Challenge:
All records are to be retyped faithfully and completely.

Stored data:

-- begin --

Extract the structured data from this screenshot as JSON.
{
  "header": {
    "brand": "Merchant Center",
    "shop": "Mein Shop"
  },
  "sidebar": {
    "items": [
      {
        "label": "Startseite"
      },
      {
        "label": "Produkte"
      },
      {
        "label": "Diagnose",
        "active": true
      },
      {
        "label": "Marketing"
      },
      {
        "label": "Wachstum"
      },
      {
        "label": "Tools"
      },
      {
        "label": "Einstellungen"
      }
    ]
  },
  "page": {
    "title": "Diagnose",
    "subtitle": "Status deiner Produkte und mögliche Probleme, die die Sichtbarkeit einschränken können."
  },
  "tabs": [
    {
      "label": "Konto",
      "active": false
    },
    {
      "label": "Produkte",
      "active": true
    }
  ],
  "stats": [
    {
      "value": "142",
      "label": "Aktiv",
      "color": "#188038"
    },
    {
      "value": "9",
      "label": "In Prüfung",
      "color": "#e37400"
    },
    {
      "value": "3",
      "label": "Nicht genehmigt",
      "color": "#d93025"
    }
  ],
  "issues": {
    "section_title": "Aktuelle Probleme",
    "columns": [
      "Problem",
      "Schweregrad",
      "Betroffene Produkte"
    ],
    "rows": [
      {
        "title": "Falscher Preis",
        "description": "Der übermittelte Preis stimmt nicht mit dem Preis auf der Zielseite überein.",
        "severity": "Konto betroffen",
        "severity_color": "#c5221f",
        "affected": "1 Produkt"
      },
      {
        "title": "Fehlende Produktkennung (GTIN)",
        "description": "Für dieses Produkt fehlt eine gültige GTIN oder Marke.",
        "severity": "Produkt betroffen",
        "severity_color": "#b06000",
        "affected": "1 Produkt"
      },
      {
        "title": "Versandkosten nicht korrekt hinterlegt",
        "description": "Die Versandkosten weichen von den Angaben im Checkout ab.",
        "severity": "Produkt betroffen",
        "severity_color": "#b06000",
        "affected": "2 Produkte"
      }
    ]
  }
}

-- end --

Exercise result:
Extract the structured data from this screenshot as JSON.
{
  "header": {
    "brand": "Merchant Center",
    "shop": "Mein Shop"
  },
  "sidebar": {
    "items": [
      {
        "label": "Startseite"
      },
      {
        "label": "Produkte"
      },
      {
        "label": "Diagnose",
        "active": true
      },
      {
        "label": "Marketing"
      },
      {
        "label": "Wachstum"
      },
      {
        "label": "Tools"
      },
      {
        "label": "Einstellungen"
      }
    ]
  },
  "page": {
    "title": "Diagnose",
    "subtitle": "Status deiner Produkte und mögliche Probleme, die die Sichtbarkeit einschränken können."
  },
  "tabs": [
    {
      "label": "Konto",
      "active": false
    },
    {
      "label": "Produkte",
      "active": true
    }
  ],
  "stats": [
    {
      "value": "142",
      "label": "Aktiv",
      "color": "#188038"
    },
    {
      "value": "9",
      "label": "In Prüfung",
      "color": "#e37400"
    },
    {
      "value": "3",
      "label": "Nicht genehmigt",
      "color": "#d93025"
    }
  ],
  "issues": {
    "section_title": "Aktuelle Probleme",
    "columns": [
      "Problem",
      "Schweregrad",
      "Betroffene Produkte"
    ],
    "rows": [
      {
        "title": "Falscher Preis",
        "description": "Der übermittelte Preis stimmt nicht mit dem Preis auf der Zielseite überein.",
        "severity": "Konto betroffen",
        "severity_color": "#c5221f",
        "affected": "1 Produkt"
      },
      {
        "title": "Fehlende Produktkennung (GTIN)",
        "description": "Für dieses Produkt fehlt eine gültige GTIN oder Marke.",
        "severity": "Produkt betroffen",
        "severity_color": "#b06000",
        "affected": "1 Produkt"
      },
      {
        "title": "Versandkosten nicht korrekt hinterlegt",
        "description": "Die Versandkosten weichen von den Angaben im Checkout ab.",
        "severity": "Produkt betroffen",
        "severity_color": "#b06000",
        "affected": "2 Produkte"
      }
    ]
  }
}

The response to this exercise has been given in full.